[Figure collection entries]
======

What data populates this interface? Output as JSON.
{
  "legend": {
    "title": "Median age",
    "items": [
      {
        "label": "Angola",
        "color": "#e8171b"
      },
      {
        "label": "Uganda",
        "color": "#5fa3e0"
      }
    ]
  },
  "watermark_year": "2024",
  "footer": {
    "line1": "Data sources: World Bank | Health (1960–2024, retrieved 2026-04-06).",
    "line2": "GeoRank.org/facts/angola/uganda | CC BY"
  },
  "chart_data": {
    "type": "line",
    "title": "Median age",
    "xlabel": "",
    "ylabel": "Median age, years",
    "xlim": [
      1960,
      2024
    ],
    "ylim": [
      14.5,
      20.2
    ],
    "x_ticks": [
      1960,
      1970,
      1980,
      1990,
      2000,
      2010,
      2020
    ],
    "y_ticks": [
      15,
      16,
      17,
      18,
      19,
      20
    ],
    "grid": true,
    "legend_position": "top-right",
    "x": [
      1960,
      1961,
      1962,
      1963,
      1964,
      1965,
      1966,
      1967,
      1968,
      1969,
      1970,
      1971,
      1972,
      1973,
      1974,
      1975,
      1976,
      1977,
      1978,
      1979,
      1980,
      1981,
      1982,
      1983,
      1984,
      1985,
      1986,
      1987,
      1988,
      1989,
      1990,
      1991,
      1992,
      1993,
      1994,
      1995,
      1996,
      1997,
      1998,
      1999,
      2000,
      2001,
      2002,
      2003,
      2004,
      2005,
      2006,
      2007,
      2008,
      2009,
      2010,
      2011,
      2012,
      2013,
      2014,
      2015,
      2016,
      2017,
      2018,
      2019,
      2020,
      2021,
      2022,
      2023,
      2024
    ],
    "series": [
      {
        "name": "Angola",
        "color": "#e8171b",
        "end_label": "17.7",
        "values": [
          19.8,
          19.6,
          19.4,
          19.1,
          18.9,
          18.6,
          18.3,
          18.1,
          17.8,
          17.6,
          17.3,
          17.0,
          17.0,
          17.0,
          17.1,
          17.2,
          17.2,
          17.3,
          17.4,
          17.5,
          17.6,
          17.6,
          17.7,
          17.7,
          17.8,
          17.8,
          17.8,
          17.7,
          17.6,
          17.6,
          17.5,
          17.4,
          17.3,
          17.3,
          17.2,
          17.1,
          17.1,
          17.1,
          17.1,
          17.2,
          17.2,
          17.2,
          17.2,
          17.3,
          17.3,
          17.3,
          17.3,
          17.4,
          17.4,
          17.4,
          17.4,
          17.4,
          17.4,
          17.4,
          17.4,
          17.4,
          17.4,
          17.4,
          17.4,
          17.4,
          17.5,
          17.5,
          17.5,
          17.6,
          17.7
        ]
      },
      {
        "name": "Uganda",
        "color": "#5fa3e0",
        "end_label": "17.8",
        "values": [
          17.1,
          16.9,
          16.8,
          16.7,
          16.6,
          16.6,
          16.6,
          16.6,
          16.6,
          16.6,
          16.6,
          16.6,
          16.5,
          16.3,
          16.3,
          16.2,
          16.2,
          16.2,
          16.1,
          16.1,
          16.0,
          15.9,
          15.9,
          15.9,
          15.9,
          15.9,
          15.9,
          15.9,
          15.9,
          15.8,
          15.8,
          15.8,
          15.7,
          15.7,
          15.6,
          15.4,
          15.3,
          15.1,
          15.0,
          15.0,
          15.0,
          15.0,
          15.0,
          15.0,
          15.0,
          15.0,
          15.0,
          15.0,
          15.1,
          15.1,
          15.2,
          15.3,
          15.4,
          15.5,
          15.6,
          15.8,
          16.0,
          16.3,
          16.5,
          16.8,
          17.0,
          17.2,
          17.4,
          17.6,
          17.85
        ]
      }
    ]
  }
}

======

-- REQUIREMENT --
Write the material out exactly, with nothing left out.

-- OUTPUT OF THE EXERCISE --
What data populates this interface? Output as JSON.
{
  "legend": {
    "title": "Median age",
    "items": [
      {
        "label": "Angola",
        "color": "#e8171b"
      },
      {
        "label": "Uganda",
        "color": "#5fa3e0"
      }
    ]
  },
  "watermark_year": "2024",
  "footer": {
    "line1": "Data sources: World Bank | Health (1960–2024, retrieved 2026-04-06).",
    "line2": "GeoRank.org/facts/angola/uganda | CC BY"
  },
  "chart_data": {
    "type": "line",
    "title": "Median age",
    "xlabel": "",
    "ylabel": "Median age, years",
    "xlim": [
      1960,
      2024
    ],
    "ylim": [
      14.5,
      20.2
    ],
    "x_ticks": [
      1960,
      1970,
      1980,
      1990,
      2000,
      2010,
      2020
    ],
    "y_ticks": [
      15,
      16,
      17,
      18,
      19,
      20
    ],
    "grid": true,
    "legend_position": "top-right",
    "x": [
      1960,
      1961,
      1962,
      1963,
      1964,
      1965,
      1966,
      1967,
      1968,
      1969,
      1970,
      1971,
      1972,
      1973,
      1974,
      1975,
      1976,
      1977,
      1978,
      1979,
      1980,
      1981,
      1982,
      1983,
      1984,
      1985,
      1986,
      1987,
      1988,
      1989,
      1990,
      1991,
      1992,
      1993,
      1994,
      1995,
      1996,
      1997,
      1998,
      1999,
      2000,
      2001,
      2002,
      2003,
      2004,
      2005,
      2006,
      2007,
      2008,
      2009,
      2010,
      2011,
      2012,
      2013,
      2014,
      2015,
      2016,
      2017,
      2018,
      2019,
      2020,
      2021,
      2022,
      2023,
      2024
    ],
    "series": [
      {
        "name": "Angola",
        "color": "#e8171b",
        "end_label": "17.7",
        "values": [
          19.8,
          19.6,
          19.4,
          19.1,
          18.9,
          18.6,
          18.3,
          18.1,
          17.8,
          17.6,
          17.3,
          17.0,
          17.0,
          17.0,
          17.1,
          17.2,
          17.2,
          17.3,
          17.4,
          17.5,
          17.6,
          17.6,
          17.7,
          17.7,
          17.8,
          17.8,
          17.8,
          17.7,
          17.6,
          17.6,
          17.5,
          17.4,
          17.3,
          17.3,
          17.2,
          17.1,
          17.1,
          17.1,
          17.1,
          17.2,
          17.2,
          17.2,
          17.2,
          17.3,
          17.3,
          17.3,
          17.3,
          17.4,
          17.4,
          17.4,
          17.4,
          17.4,
          17.4,
          17.4,
          17.4,
          17.4,
          17.4,
          17.4,
          17.4,
          17.4,
          17.5,
          17.5,
          17.5,
          17.6,
          17.7
        ]
      },
      {
        "name": "Uganda",
        "color": "#5fa3e0",
        "end_label": "17.8",
        "values": [
          17.1,
          16.9,
          16.8,
          16.7,
          16.6,
          16.6,
          16.6,
          16.6,
          16.6,
          16.6,
          16.6,
          16.6,
          16.5,
          16.3,
          16.3,
          16.2,
          16.2,
          16.2,
          16.1,
          16.1,
          16.0,
          15.9,
          15.9,
          15.9,
          15.9,
          15.9,
          15.9,
          15.9,
          15.9,
          15.8,
          15.8,
          15.8,
          15.7,
          15.7,
          15.6,
          15.4,
          15.3,
          15.1,
          15.0,
          15.0,
          15.0,
          15.0,
          15.0,
          15.0,
          15.0,
          15.0,
          15.0,
          15.0,
          15.1,
          15.1,
          15.2,
          15.3,
          15.4,
          15.5,
          15.6,
          15.8,
          16.0,
          16.3,
          16.5,
          16.8,
          17.0,
          17.2,
          17.4,
          17.6,
          17.85
        ]
      }
    ]
  }
}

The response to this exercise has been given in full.